Where does the string "COURTS" appear? Copy every line of the entries below that holds it.
_____
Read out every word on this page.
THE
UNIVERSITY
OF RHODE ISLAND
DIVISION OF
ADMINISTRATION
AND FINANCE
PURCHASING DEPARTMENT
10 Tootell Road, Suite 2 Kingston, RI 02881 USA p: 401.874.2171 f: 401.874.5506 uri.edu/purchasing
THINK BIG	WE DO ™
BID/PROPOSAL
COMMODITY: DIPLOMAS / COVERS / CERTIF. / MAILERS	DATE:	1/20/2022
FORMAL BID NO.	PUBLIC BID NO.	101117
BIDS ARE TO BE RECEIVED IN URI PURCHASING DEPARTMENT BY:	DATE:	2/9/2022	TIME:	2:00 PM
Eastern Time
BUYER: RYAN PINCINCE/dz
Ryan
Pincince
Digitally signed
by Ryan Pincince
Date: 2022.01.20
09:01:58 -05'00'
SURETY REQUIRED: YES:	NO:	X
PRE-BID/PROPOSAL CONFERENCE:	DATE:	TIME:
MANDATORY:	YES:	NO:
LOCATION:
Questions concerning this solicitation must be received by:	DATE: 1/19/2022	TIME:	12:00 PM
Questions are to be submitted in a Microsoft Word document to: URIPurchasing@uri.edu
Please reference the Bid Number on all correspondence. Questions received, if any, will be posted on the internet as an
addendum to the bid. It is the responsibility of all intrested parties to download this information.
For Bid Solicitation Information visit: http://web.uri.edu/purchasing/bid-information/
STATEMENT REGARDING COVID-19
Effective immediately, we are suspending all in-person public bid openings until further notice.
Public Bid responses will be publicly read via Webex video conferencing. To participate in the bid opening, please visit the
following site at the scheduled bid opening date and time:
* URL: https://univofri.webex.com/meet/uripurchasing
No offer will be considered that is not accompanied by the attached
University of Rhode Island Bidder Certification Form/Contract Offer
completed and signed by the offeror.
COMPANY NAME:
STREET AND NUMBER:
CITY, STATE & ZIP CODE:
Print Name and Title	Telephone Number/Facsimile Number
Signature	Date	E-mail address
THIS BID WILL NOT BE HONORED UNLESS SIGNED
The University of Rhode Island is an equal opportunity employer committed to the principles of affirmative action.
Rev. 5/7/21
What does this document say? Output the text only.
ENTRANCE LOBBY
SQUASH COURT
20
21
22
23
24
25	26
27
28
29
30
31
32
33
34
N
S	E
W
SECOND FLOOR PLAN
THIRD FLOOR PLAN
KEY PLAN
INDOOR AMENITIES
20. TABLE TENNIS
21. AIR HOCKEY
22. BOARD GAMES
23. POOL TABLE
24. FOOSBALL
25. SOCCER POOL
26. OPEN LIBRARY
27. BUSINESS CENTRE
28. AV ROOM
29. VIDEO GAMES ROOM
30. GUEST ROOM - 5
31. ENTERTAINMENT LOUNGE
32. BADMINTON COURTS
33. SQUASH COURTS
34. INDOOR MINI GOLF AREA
_____
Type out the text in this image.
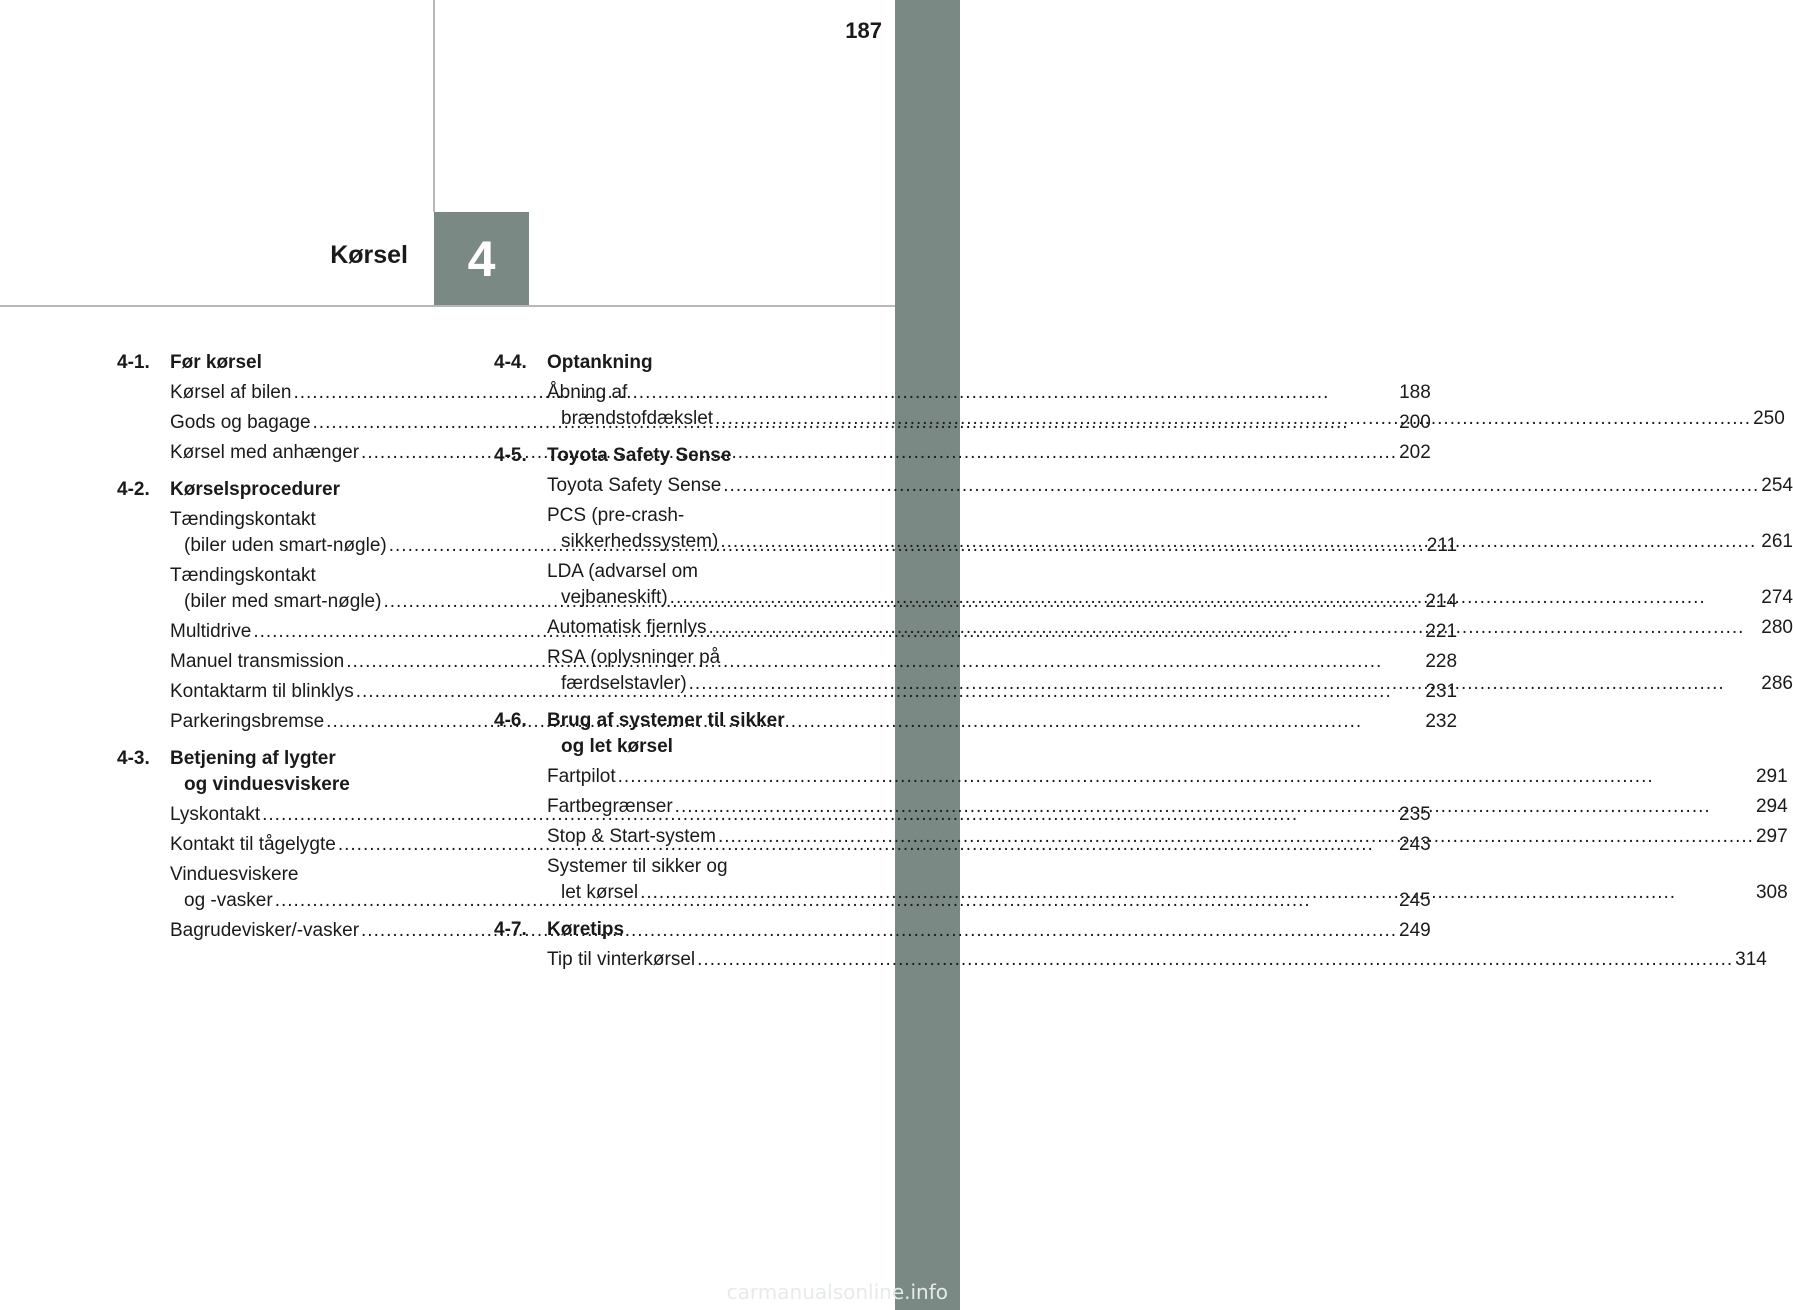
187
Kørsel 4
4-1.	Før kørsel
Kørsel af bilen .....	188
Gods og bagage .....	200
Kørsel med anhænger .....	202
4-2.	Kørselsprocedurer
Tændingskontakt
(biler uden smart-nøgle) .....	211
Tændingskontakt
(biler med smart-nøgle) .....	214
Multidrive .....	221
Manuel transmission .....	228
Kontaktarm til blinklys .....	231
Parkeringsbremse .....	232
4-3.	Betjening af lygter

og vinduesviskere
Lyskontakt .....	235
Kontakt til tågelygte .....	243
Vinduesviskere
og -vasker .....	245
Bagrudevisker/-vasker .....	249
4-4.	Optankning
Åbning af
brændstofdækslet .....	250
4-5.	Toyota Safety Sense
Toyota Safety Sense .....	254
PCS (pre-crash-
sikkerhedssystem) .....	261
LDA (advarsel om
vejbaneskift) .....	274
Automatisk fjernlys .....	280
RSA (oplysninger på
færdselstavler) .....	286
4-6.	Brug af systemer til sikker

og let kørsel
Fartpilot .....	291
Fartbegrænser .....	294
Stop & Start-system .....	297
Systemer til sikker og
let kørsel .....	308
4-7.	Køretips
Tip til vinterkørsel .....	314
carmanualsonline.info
_____
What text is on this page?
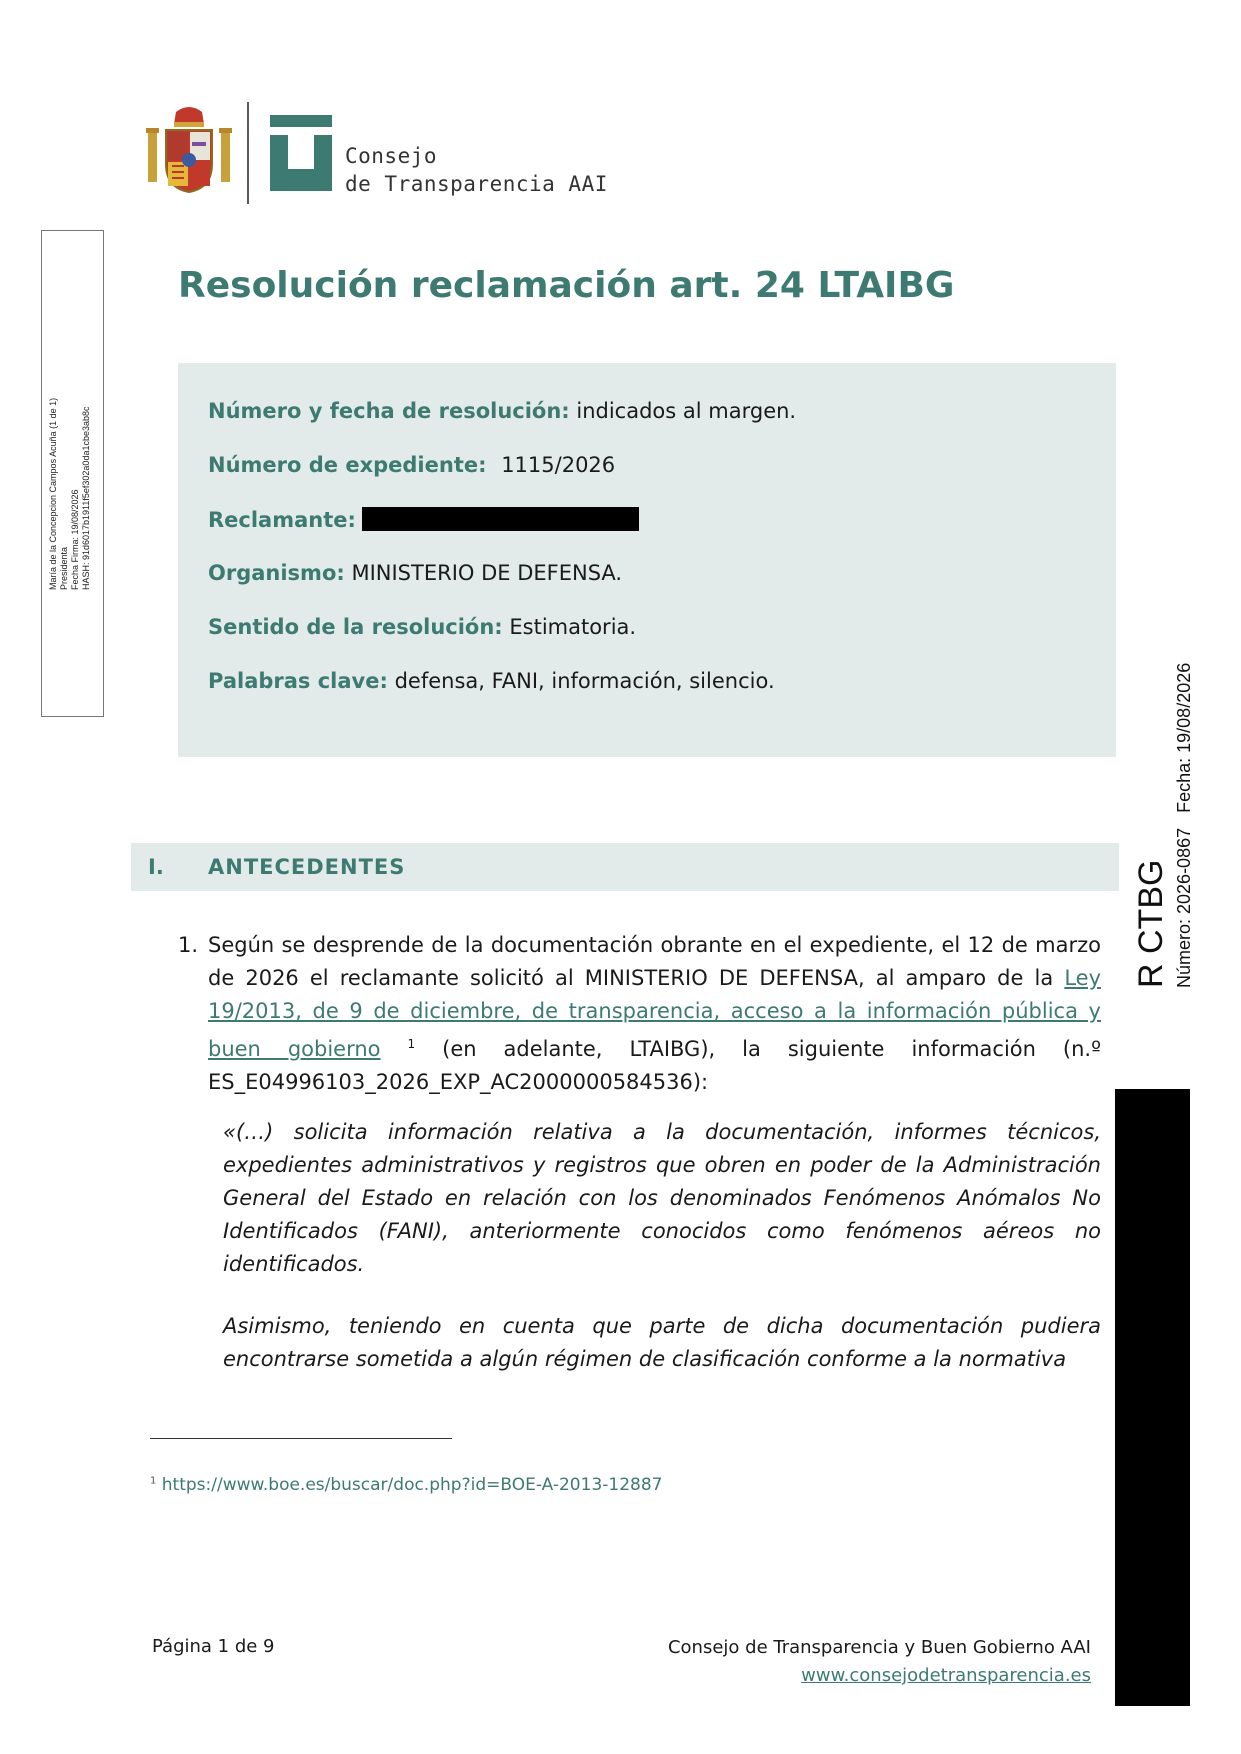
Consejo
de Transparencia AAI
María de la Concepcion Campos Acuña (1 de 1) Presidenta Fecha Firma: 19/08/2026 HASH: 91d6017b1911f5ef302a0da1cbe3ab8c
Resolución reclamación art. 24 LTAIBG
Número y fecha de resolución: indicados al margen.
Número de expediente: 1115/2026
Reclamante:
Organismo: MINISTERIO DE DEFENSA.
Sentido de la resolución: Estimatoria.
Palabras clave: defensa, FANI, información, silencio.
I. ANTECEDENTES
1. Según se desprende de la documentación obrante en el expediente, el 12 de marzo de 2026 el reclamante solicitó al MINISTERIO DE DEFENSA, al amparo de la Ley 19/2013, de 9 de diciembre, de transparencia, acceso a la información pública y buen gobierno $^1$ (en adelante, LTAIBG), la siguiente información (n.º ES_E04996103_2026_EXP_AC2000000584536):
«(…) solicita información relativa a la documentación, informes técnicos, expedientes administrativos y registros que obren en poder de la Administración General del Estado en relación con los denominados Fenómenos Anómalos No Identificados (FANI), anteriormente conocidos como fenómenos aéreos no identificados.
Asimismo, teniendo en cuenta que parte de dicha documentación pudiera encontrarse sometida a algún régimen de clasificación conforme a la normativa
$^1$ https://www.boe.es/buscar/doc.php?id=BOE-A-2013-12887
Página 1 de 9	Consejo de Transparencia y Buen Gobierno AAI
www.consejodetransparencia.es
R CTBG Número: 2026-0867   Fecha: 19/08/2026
_____
» Reply
32. BADMINTON COURTS
33. SQUASH COURTS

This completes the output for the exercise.